● **Problem**: In the transit news excerpt below, which year had a higher global average temperature than 2019?

● **Given passage**:
On the other hand, here’s an op-ed in the S.F. Chronicle arguing:
“Free Muni” is a convenient political tagline, but not a real solution. If we want more people to use public transportation, Muni needs to attract riders by offering a great experience.
Metro is launching a Traffic Reduction Study and Metro CEO Phil Washington has said he wants to explore the idea of using tolls to ease traffic, improve transit and possibly offer free rides.
•Last but hardly least — and a bit lost in government-related news — NOAA and NASA declared 2019 as the second hottest year since 1880. Excerpt from the news release that neatly sums it up:
Globally, 2019’s average temperature was second only to that of 2016 and continued the planet’s long-term warming trend: the past five years have been the warmest of the last 140 years.
It’s not exactly a state secret that a major contributor to greenhouse gas emissions are gasoline-powered motor vehicles. As we’ve said umpteen times in the past: switching from driving solo to transit is, generally speaking, a good way to help reduce overall emissions.
And this, also from a different federal agency:
Related, this op-ed in the NYT has some suggestions about tackling climate change. The gist: don’t freak out and tackle the big systemic issues that cause emissions. All good suggestions but I still like the idea of trying to do the little things count, even if it’s as simple as taking transit instead of driving when you can.
Categories: Projects, Transportation Headlines
I have to say that the new 2-way protected bike lanes (Main and Spring) have changed the way I get around downtown L.A. The convenience of being able to go two ways on these streets is fantastic. I didn’t realize just how good they would be.

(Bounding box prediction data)
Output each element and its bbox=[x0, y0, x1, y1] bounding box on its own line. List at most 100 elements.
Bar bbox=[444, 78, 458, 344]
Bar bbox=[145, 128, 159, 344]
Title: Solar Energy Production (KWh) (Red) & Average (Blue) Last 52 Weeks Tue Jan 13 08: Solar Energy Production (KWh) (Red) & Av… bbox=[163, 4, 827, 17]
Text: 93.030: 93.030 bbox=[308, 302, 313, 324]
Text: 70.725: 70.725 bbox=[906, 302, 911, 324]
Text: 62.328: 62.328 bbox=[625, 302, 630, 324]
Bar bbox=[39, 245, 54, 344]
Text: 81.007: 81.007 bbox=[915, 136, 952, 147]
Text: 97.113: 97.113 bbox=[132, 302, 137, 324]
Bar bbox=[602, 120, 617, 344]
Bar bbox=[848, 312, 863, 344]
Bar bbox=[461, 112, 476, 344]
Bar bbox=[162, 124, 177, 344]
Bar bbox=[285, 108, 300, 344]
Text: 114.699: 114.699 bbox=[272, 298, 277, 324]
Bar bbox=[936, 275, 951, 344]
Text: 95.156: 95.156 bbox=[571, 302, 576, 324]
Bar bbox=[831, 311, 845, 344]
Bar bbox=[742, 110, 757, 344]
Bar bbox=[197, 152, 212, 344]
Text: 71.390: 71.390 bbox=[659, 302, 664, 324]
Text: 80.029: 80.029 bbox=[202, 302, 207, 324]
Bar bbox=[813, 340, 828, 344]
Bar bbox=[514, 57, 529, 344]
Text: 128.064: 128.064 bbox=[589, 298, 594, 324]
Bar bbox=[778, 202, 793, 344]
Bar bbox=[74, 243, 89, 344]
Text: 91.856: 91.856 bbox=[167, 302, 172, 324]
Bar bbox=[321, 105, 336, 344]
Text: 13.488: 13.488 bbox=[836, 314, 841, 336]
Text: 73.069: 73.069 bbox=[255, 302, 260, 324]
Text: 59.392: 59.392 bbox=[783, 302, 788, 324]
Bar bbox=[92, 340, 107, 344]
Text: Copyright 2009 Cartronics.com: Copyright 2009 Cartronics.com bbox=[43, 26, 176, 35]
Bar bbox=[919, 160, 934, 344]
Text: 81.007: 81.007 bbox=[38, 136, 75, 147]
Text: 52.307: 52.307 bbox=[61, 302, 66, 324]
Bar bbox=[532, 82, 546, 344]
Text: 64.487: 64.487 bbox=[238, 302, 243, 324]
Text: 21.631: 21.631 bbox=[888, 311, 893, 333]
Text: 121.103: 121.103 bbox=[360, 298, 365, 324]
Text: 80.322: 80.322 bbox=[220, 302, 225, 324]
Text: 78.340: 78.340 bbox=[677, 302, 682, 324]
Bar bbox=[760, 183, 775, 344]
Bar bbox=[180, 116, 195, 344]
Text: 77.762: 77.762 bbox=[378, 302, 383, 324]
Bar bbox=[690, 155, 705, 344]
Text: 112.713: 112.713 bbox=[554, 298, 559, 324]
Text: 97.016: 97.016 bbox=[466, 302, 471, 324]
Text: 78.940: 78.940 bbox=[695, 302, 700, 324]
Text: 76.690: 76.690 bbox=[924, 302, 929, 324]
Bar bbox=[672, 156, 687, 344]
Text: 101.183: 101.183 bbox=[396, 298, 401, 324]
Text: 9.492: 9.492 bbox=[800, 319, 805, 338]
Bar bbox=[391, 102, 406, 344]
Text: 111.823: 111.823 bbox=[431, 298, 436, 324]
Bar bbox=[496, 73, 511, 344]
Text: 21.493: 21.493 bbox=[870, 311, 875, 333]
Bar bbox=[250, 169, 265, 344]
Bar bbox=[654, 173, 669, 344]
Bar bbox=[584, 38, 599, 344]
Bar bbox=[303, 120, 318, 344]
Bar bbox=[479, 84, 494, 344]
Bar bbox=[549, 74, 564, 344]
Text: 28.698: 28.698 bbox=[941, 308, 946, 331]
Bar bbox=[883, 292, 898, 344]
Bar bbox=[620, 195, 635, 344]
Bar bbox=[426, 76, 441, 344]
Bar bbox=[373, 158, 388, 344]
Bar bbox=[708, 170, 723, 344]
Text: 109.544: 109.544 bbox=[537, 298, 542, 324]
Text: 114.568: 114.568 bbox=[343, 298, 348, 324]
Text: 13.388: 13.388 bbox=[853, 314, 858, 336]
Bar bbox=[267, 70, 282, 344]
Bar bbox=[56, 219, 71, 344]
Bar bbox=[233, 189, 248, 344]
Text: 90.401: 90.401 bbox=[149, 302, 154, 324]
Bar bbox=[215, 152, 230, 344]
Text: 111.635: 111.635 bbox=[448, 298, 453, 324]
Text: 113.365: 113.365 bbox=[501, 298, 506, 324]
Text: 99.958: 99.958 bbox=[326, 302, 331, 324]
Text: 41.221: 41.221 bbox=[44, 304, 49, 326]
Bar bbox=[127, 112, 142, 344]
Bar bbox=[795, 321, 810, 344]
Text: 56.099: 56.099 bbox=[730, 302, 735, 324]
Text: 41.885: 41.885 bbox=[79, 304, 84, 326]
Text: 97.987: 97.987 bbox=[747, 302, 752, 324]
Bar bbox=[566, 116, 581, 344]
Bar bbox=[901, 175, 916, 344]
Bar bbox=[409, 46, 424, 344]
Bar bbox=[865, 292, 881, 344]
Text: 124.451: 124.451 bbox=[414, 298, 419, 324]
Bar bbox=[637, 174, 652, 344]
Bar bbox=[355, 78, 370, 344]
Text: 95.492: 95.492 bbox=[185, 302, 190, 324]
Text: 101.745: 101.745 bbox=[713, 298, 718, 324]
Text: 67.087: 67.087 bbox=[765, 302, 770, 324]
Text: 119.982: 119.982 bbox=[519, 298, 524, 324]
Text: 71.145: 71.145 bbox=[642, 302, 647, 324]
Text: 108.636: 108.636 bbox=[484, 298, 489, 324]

● **Solution**: 2016